» Aim of the exercise: Pull each line containing "disse" out of the data and copy it.

|---|

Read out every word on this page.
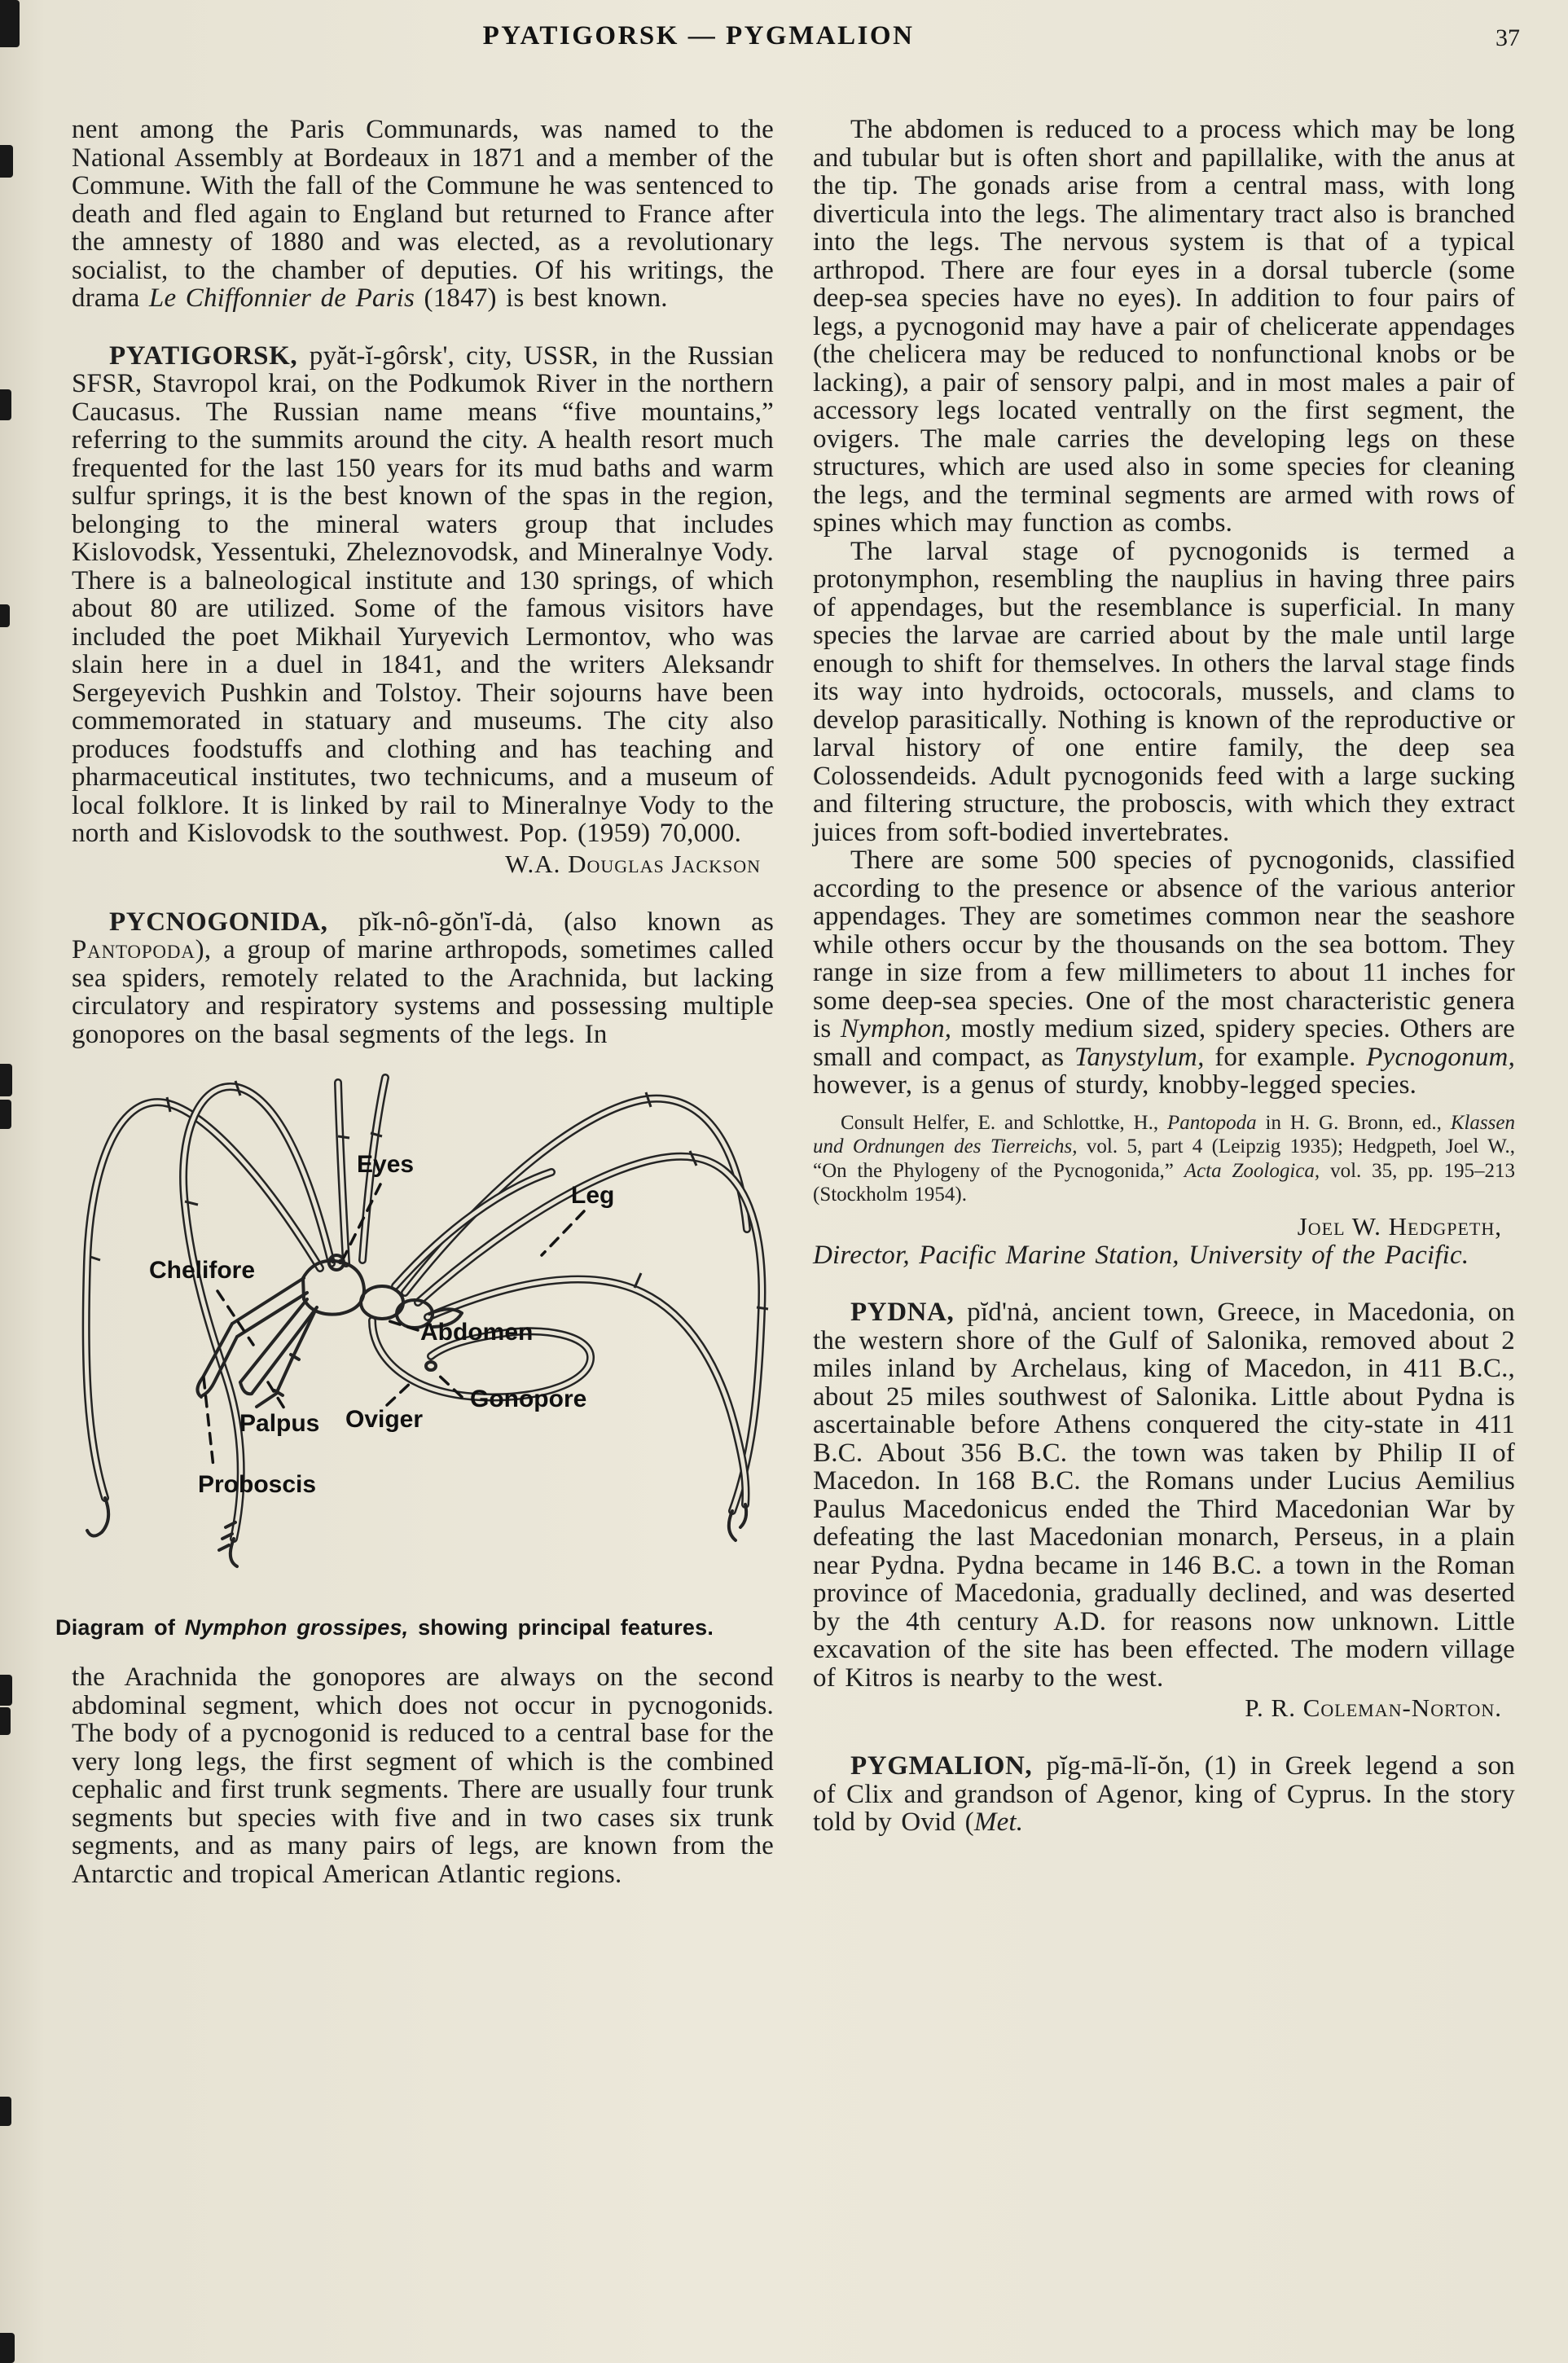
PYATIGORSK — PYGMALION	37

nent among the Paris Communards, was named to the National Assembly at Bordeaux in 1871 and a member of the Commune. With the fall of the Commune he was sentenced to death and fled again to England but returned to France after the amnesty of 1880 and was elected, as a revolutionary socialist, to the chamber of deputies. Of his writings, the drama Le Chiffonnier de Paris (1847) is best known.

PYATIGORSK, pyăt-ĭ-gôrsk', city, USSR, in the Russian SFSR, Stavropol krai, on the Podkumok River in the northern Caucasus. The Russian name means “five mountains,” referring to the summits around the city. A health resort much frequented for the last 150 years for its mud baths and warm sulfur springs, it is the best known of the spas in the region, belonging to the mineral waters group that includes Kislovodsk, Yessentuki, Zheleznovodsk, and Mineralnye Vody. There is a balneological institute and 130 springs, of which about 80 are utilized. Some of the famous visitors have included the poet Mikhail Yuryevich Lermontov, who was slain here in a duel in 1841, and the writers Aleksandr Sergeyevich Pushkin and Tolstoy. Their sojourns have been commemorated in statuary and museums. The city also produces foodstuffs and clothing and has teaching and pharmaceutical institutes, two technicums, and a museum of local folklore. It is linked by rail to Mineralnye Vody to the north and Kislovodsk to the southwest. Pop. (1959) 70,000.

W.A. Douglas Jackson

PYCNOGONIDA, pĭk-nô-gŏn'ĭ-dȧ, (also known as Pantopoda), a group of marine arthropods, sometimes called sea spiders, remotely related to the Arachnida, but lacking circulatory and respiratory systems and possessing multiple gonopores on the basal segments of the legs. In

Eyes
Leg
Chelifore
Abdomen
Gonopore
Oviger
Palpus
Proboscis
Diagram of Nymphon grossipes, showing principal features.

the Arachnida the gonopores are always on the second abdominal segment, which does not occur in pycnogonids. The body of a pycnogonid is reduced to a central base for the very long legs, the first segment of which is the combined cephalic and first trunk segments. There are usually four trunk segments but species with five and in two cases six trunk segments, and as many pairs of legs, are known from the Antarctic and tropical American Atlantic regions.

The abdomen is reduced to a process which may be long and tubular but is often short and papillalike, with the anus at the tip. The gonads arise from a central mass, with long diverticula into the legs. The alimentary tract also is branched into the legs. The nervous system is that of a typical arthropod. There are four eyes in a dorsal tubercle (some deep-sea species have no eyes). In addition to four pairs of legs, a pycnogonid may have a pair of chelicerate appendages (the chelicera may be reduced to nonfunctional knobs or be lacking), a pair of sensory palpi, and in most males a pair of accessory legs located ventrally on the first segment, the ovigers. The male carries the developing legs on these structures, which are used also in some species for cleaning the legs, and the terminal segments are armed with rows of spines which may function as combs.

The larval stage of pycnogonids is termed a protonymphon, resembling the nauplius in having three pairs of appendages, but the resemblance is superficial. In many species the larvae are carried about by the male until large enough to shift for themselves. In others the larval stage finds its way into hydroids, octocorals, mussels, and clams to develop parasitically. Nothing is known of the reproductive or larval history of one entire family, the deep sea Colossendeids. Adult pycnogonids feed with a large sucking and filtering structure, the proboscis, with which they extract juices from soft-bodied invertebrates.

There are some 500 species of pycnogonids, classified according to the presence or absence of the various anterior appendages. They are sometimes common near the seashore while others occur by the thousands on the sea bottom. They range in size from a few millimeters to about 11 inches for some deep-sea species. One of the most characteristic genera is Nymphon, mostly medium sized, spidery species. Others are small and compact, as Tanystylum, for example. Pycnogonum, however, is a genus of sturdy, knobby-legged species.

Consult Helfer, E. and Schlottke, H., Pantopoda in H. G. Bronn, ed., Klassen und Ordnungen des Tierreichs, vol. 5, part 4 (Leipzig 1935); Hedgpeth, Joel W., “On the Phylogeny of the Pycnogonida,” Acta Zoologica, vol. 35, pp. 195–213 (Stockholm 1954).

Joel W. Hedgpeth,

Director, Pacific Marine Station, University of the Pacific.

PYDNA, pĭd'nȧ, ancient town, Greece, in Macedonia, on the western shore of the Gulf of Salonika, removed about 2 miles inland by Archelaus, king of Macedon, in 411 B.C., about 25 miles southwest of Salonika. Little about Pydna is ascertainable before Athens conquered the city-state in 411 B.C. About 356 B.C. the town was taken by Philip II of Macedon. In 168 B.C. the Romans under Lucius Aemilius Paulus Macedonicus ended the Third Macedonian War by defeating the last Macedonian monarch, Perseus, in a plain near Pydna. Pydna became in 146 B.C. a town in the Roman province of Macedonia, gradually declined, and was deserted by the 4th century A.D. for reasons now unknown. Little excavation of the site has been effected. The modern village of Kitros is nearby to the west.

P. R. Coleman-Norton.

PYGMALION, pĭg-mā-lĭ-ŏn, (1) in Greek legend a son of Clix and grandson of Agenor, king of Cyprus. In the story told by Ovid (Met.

|---|

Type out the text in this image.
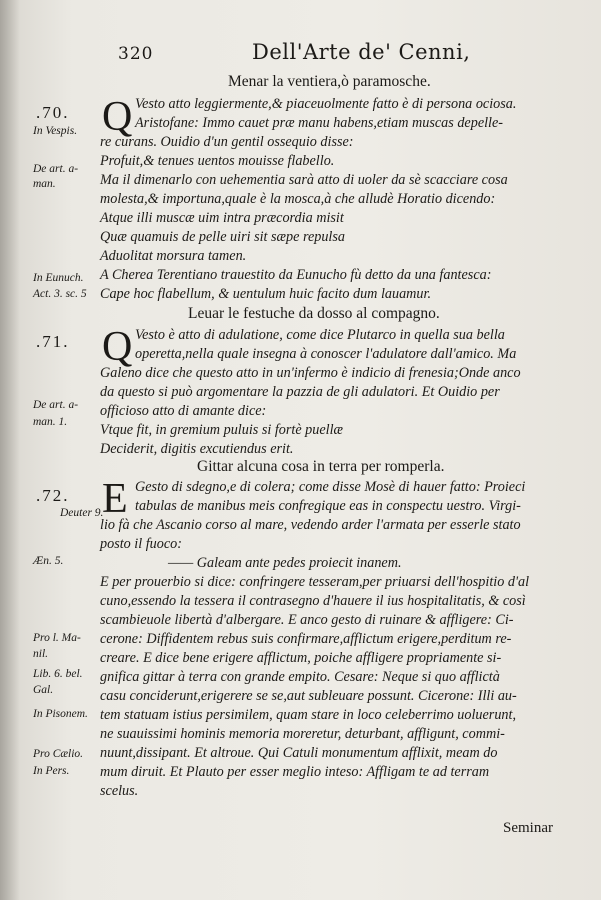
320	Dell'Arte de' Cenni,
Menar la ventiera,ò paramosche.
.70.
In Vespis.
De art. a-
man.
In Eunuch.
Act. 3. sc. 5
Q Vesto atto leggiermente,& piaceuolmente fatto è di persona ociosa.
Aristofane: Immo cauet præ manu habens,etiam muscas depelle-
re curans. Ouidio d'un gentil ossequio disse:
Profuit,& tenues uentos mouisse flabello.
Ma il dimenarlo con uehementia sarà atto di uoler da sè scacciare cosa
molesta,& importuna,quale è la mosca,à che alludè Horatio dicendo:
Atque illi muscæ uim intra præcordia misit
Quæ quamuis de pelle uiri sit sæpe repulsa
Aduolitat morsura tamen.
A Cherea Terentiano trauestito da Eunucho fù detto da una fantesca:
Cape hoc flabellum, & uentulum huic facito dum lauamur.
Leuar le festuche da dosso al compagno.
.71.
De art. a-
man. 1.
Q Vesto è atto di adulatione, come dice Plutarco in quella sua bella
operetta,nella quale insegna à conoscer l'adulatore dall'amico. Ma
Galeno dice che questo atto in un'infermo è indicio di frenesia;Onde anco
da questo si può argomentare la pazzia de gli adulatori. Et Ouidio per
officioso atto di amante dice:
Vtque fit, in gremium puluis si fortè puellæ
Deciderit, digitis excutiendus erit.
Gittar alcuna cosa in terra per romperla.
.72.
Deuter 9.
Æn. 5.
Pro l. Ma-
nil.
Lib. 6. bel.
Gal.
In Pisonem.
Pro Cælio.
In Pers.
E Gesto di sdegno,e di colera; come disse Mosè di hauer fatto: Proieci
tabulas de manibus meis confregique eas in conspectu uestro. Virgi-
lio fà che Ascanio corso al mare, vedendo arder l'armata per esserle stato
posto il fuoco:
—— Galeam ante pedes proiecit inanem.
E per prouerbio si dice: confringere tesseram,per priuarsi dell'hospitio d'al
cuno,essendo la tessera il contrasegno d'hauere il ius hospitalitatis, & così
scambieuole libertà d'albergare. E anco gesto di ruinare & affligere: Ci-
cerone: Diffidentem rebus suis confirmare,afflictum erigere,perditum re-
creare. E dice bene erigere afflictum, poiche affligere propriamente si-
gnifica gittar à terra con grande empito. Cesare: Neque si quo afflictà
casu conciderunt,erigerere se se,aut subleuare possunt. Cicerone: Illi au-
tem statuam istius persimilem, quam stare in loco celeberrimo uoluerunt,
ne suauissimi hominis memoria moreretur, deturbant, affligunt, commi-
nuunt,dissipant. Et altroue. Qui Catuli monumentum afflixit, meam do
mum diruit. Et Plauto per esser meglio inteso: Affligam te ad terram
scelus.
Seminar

|---|

» Exercise result:
re curans. Ouidio d'un gentil ossequio disse:
E Gesto di sdegno,e di colera; come disse Mosè di hauer fatto: Proieci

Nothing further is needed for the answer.